§ Work to do:
1. In the text on diffusion rates, what name is given to the formula relating the rates of diffusion of two gases to their molar masses?
2. Reproduce everything in the diffusion text from "- D is the diffusivity" down to "units of (moles/volume)".

------ Document segment ------

Rate of Diffusion through a Solution

**Diffusion** in a gas is the random motion of particles involved in the net movement of a substance from an area of high concentration to an area of low concentration. Each particle in a given gas continues to collide with other particles. In regions of the gas where the particle density is the highest, the particles bounce off each other and the boundary of their container at a greater rate than particles in less-dense regions.

For a gas, the rate at which diffusion occurs is proportional to the square root of the density of the gas. The density of a gas is equal to the mass of the gas divided by the volume of the gas. If the volume is held constant one gas is compared with another with another,

\(\dfrac{R_2}{R_1} = \sqrt{\dfrac{M_1}{M_2}}\)

where R is the rate of diffusion in mol/s and M is the molar mass in g/mol. This is known as **Graham's law of diffusion.**

For a volume of solution that does not change:

\[J = -D\dfrac{dc}{dx}\]

- J is the flux, or movement, of the molecules in a given time interval denoted by units of moles/(time×area)
- D is the diffusivity constant, which describes the speed at which at object diffuses and has units of area/time
- Δc refers to the change in concentration from a point in time where no diffusion occurs to a point in time where the diffusion is complete, denoted by units of (moles/volume)
- Δx refers to the change in distance that a given particle undergoes during diffusion and has units of length.

Consider a cylinder with a region of high concentration and a region of low concentration. The volume of the region with no molecules can be designated as Area(of a circle) × L(length of the gap).

- The high concentration point on the left may be treated as \(C(X-1/2L)\)
- The low concentration point on the right may be treated as \(C(X+1/2L)\)

If the time interval is designated as ΔT, then:

- Average concentration coming from the left \(\propto C(X-1/2L) \times L \times Area \times \Delta{T}\)
- Average concentration coming from the right \(\propto C(X+1/2L) \times L \times Area \times; \Delta{T}\)

------ Stored data ------

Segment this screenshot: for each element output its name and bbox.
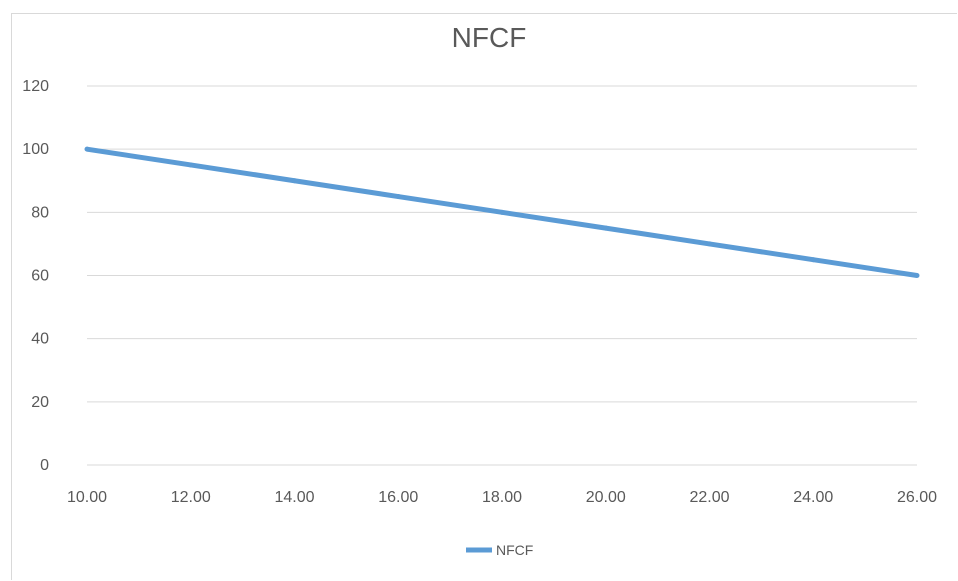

------

§ In response:
1. Graham's law of diffusion.

2.
- D is the diffusivity constant, which describes the speed at which at object diffuses and has units of area/time
- Δc refers to the change in concentration from a point in time where no diffusion occurs to a point in time where the diffusion is complete, denoted by units of (moles/volume)